[Dataset items]
** BEGIN **

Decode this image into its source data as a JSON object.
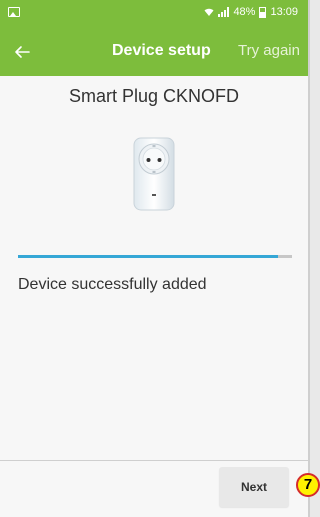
{
  "status_bar": {
    "battery_percent": "48%",
    "time": "13:09"
  },
  "app_bar": {
    "title": "Device setup",
    "action_label": "Try again",
    "back_icon": "arrow-left-icon"
  },
  "device": {
    "name": "Smart Plug CKNOFD",
    "image_icon": "smart-plug-icon"
  },
  "progress": {
    "fraction": 0.95
  },
  "status_message": "Device successfully added",
  "footer": {
    "next_label": "Next"
  },
  "annotation": {
    "step_number": "7"
  },
  "colors": {
    "app_bar_green": "#7dbd3c",
    "progress_blue": "#35a7d6",
    "badge_yellow": "#fff200",
    "badge_red": "#d52b2b"
  }
}
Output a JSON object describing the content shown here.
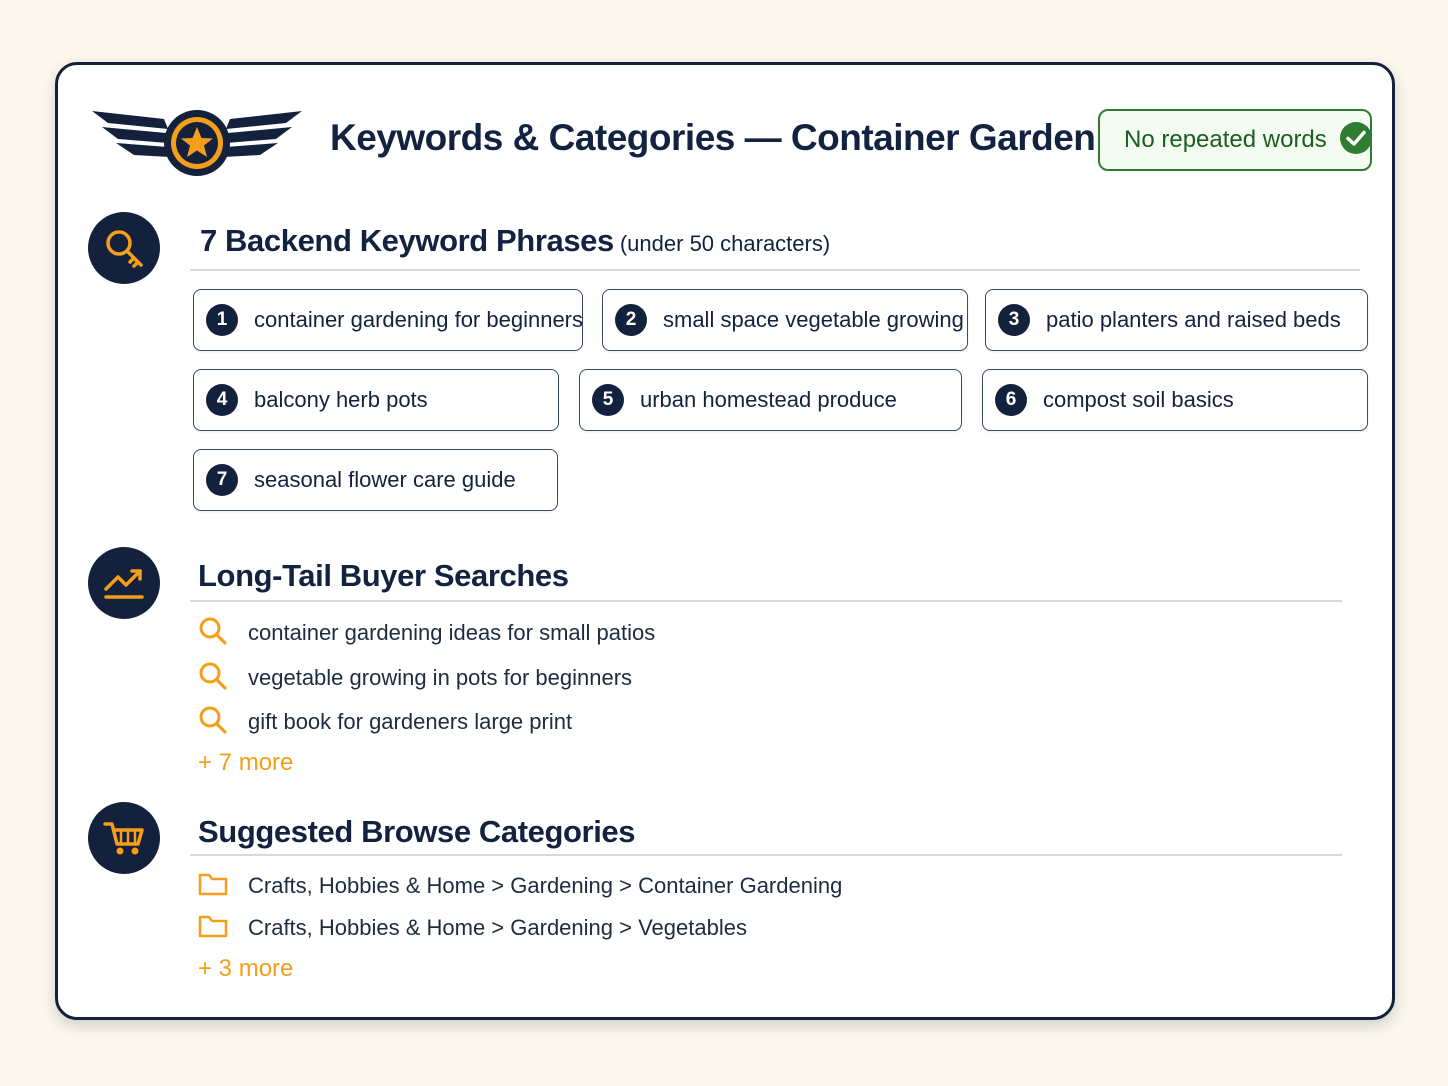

** END **

:: Work instructions ::
Without the pictures, write out all of the material exactly.

:: Answer for this exercise ::
Decode this image into its source data as a JSON object.
{
  "status_bar": {
    "battery_percent": "48%",
    "time": "13:09"
  },
  "app_bar": {
    "title": "Device setup",
    "action_label": "Try again",
    "back_icon": "arrow-left-icon"
  },
  "device": {
    "name": "Smart Plug CKNOFD",
    "image_icon": "smart-plug-icon"
  },
  "progress": {
    "fraction": 0.95
  },
  "status_message": "Device successfully added",
  "footer": {
    "next_label": "Next"
  },
  "annotation": {
    "step_number": "7"
  },
  "colors": {
    "app_bar_green": "#7dbd3c",
    "progress_blue": "#35a7d6",
    "badge_yellow": "#fff200",
    "badge_red": "#d52b2b"
  }
}
Output a JSON object describing the content shown here.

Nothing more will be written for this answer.